What you will do
Find the lines holding the string "other" in the data, then copy all of them.

Entries supplied
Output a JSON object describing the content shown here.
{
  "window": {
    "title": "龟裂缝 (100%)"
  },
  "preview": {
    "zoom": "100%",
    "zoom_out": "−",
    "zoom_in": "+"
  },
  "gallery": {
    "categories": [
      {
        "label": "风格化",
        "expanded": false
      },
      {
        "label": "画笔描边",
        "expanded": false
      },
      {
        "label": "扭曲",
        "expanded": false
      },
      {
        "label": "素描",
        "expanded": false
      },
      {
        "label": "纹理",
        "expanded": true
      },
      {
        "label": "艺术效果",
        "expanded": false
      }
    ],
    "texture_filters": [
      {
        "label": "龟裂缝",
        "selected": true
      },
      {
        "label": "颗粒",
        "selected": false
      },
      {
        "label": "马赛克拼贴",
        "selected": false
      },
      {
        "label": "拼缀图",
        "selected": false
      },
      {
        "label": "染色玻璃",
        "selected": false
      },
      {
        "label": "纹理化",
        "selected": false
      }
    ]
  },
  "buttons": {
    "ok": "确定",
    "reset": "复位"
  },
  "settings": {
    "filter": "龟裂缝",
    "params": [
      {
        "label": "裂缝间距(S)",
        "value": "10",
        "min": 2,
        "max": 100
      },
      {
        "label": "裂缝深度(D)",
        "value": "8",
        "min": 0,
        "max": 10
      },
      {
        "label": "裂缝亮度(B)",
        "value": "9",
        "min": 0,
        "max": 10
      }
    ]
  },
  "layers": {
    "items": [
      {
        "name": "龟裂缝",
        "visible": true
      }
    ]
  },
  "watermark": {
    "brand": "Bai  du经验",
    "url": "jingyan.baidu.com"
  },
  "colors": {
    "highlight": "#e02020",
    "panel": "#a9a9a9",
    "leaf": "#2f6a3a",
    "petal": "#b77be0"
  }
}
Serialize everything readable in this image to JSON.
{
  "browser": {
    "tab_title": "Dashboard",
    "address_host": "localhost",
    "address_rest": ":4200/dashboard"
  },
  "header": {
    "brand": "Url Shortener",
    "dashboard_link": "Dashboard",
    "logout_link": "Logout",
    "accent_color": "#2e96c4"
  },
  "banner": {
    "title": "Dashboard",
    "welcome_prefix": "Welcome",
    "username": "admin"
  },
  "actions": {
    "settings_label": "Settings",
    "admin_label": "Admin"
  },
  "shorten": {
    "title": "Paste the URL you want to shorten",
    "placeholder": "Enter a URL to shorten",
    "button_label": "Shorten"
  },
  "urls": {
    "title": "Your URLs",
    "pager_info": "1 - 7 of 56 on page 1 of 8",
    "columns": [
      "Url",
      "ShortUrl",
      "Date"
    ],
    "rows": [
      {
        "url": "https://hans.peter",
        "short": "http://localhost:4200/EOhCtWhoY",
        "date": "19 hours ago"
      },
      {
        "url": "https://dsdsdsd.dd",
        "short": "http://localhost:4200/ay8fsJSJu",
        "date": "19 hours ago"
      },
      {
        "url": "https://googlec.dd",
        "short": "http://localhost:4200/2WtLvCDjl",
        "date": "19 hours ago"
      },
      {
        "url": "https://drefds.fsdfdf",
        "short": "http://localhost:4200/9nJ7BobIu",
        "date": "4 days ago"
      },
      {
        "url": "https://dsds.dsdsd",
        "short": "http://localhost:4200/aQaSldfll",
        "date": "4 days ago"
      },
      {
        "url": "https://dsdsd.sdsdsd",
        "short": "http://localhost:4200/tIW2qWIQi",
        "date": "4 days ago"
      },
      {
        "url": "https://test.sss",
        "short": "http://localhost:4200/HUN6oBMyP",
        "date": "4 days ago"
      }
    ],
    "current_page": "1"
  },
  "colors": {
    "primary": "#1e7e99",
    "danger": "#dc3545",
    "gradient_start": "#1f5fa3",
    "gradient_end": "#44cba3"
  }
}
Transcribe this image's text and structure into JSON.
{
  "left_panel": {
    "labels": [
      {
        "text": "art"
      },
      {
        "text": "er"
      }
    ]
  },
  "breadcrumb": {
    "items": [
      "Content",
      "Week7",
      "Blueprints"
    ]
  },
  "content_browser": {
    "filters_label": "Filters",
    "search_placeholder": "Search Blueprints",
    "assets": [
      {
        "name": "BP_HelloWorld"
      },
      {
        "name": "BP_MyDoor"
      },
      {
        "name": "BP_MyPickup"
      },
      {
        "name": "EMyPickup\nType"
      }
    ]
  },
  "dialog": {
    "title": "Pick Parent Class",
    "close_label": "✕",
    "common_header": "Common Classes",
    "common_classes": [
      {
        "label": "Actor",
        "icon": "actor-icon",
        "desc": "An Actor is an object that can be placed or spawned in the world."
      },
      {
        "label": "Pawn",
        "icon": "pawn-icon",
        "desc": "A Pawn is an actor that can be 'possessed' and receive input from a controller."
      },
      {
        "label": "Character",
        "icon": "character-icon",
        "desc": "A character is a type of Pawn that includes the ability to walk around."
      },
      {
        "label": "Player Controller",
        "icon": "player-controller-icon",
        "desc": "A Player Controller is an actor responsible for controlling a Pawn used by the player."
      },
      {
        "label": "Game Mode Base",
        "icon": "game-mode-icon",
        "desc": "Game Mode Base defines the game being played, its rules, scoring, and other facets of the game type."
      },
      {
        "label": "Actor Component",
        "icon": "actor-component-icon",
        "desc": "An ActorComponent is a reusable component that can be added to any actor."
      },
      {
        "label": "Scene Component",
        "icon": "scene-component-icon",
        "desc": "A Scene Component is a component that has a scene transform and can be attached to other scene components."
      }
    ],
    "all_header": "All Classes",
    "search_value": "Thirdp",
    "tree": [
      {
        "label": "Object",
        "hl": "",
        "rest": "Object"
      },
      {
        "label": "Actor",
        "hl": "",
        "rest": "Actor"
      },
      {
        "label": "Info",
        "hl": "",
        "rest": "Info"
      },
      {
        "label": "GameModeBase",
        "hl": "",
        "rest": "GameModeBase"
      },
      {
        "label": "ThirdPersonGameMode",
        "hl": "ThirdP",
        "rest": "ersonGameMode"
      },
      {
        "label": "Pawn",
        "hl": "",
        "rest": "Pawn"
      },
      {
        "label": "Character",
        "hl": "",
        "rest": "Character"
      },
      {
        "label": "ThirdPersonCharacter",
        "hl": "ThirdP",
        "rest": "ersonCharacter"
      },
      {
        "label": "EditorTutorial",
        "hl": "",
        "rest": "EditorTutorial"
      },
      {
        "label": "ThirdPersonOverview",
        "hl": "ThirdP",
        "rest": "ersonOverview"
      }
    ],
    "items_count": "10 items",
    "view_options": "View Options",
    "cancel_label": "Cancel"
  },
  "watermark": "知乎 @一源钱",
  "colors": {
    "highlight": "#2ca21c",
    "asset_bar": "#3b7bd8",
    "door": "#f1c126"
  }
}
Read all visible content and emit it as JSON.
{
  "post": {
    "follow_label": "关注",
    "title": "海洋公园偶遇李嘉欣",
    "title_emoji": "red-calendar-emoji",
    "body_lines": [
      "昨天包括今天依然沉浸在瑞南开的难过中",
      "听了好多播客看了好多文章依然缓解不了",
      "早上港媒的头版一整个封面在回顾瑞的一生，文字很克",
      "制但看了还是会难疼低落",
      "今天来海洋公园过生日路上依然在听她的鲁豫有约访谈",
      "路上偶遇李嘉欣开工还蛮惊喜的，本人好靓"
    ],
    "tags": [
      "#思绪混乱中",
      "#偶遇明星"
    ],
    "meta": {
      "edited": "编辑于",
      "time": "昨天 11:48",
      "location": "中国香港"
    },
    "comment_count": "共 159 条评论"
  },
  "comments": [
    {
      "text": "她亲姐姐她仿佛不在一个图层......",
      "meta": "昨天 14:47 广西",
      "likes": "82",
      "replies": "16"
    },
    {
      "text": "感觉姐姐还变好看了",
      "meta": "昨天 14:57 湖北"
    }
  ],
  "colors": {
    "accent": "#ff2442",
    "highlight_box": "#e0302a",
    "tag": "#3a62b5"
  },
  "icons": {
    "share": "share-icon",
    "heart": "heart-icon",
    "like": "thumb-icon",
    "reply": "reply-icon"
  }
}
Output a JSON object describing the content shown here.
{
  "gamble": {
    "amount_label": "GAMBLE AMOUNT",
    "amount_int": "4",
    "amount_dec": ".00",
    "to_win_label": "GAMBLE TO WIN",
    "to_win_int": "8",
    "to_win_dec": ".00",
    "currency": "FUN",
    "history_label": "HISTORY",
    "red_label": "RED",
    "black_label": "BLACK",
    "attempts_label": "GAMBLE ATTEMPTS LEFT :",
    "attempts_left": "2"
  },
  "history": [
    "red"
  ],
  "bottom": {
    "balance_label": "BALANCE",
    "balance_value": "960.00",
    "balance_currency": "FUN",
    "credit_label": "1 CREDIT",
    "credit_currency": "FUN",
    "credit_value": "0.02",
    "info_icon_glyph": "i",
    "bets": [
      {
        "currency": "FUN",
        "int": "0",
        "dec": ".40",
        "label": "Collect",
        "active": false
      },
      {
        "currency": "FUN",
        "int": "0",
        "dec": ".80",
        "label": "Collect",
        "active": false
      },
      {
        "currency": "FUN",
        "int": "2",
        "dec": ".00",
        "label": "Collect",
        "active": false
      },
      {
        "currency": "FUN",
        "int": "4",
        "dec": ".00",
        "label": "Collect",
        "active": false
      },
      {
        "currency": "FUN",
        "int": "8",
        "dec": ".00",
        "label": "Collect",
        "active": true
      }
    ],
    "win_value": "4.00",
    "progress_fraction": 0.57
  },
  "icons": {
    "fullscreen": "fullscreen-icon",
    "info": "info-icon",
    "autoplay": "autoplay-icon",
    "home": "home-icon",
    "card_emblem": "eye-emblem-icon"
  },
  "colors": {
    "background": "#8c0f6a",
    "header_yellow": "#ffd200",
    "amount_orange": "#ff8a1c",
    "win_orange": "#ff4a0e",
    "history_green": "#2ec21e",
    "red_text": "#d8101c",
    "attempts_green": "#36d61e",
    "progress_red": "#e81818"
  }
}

The result
        "desc": "Game Mode Base defines the game being played, its rules, scoring, and other facets of the game type."
        "desc": "A Scene Component is a component that has a scene transform and can be attached to other scene components."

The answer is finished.